═════ Entries supplied ═════
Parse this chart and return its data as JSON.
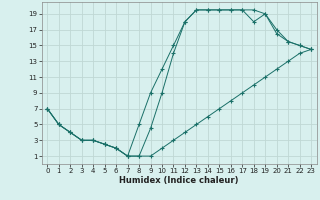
{
  "xlabel": "Humidex (Indice chaleur)",
  "bg_color": "#d8f0ee",
  "grid_color": "#c0d8d4",
  "line_color": "#1a7068",
  "xlim": [
    -0.5,
    23.5
  ],
  "ylim": [
    0.0,
    20.5
  ],
  "xticks": [
    0,
    1,
    2,
    3,
    4,
    5,
    6,
    7,
    8,
    9,
    10,
    11,
    12,
    13,
    14,
    15,
    16,
    17,
    18,
    19,
    20,
    21,
    22,
    23
  ],
  "yticks": [
    1,
    3,
    5,
    7,
    9,
    11,
    13,
    15,
    17,
    19
  ],
  "line1_x": [
    0,
    1,
    2,
    3,
    4,
    5,
    6,
    7,
    8,
    9,
    10,
    11,
    12,
    13,
    14,
    15,
    16,
    17,
    18,
    19,
    20,
    21,
    22,
    23
  ],
  "line1_y": [
    7,
    5,
    4,
    3,
    3,
    2.5,
    2,
    1,
    1,
    4.5,
    9,
    14,
    18,
    19.5,
    19.5,
    19.5,
    19.5,
    19.5,
    19.5,
    19,
    17,
    15.5,
    15,
    14.5
  ],
  "line2_x": [
    0,
    1,
    2,
    3,
    4,
    5,
    6,
    7,
    8,
    9,
    10,
    11,
    12,
    13,
    14,
    15,
    16,
    17,
    18,
    19,
    20,
    21,
    22,
    23
  ],
  "line2_y": [
    7,
    5,
    4,
    3,
    3,
    2.5,
    2,
    1,
    5,
    9,
    12,
    15,
    18,
    19.5,
    19.5,
    19.5,
    19.5,
    19.5,
    18,
    19,
    16.5,
    15.5,
    15,
    14.5
  ],
  "line3_x": [
    0,
    1,
    2,
    3,
    4,
    5,
    6,
    7,
    8,
    9,
    10,
    11,
    12,
    13,
    14,
    15,
    16,
    17,
    18,
    19,
    20,
    21,
    22,
    23
  ],
  "line3_y": [
    7,
    5,
    4,
    3,
    3,
    2.5,
    2,
    1,
    1,
    1,
    2,
    3,
    4,
    5,
    6,
    7,
    8,
    9,
    10,
    11,
    12,
    13,
    14,
    14.5
  ]
}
═════
== Goal of the exercise ==
Each line in the records above should be reproduced exactly; images are not copied.

== Response ==
Parse this chart and return its data as JSON.
{
  "xlabel": "Humidex (Indice chaleur)",
  "bg_color": "#d8f0ee",
  "grid_color": "#c0d8d4",
  "line_color": "#1a7068",
  "xlim": [
    -0.5,
    23.5
  ],
  "ylim": [
    0.0,
    20.5
  ],
  "xticks": [
    0,
    1,
    2,
    3,
    4,
    5,
    6,
    7,
    8,
    9,
    10,
    11,
    12,
    13,
    14,
    15,
    16,
    17,
    18,
    19,
    20,
    21,
    22,
    23
  ],
  "yticks": [
    1,
    3,
    5,
    7,
    9,
    11,
    13,
    15,
    17,
    19
  ],
  "line1_x": [
    0,
    1,
    2,
    3,
    4,
    5,
    6,
    7,
    8,
    9,
    10,
    11,
    12,
    13,
    14,
    15,
    16,
    17,
    18,
    19,
    20,
    21,
    22,
    23
  ],
  "line1_y": [
    7,
    5,
    4,
    3,
    3,
    2.5,
    2,
    1,
    1,
    4.5,
    9,
    14,
    18,
    19.5,
    19.5,
    19.5,
    19.5,
    19.5,
    19.5,
    19,
    17,
    15.5,
    15,
    14.5
  ],
  "line2_x": [
    0,
    1,
    2,
    3,
    4,
    5,
    6,
    7,
    8,
    9,
    10,
    11,
    12,
    13,
    14,
    15,
    16,
    17,
    18,
    19,
    20,
    21,
    22,
    23
  ],
  "line2_y": [
    7,
    5,
    4,
    3,
    3,
    2.5,
    2,
    1,
    5,
    9,
    12,
    15,
    18,
    19.5,
    19.5,
    19.5,
    19.5,
    19.5,
    18,
    19,
    16.5,
    15.5,
    15,
    14.5
  ],
  "line3_x": [
    0,
    1,
    2,
    3,
    4,
    5,
    6,
    7,
    8,
    9,
    10,
    11,
    12,
    13,
    14,
    15,
    16,
    17,
    18,
    19,
    20,
    21,
    22,
    23
  ],
  "line3_y": [
    7,
    5,
    4,
    3,
    3,
    2.5,
    2,
    1,
    1,
    1,
    2,
    3,
    4,
    5,
    6,
    7,
    8,
    9,
    10,
    11,
    12,
    13,
    14,
    14.5
  ]
}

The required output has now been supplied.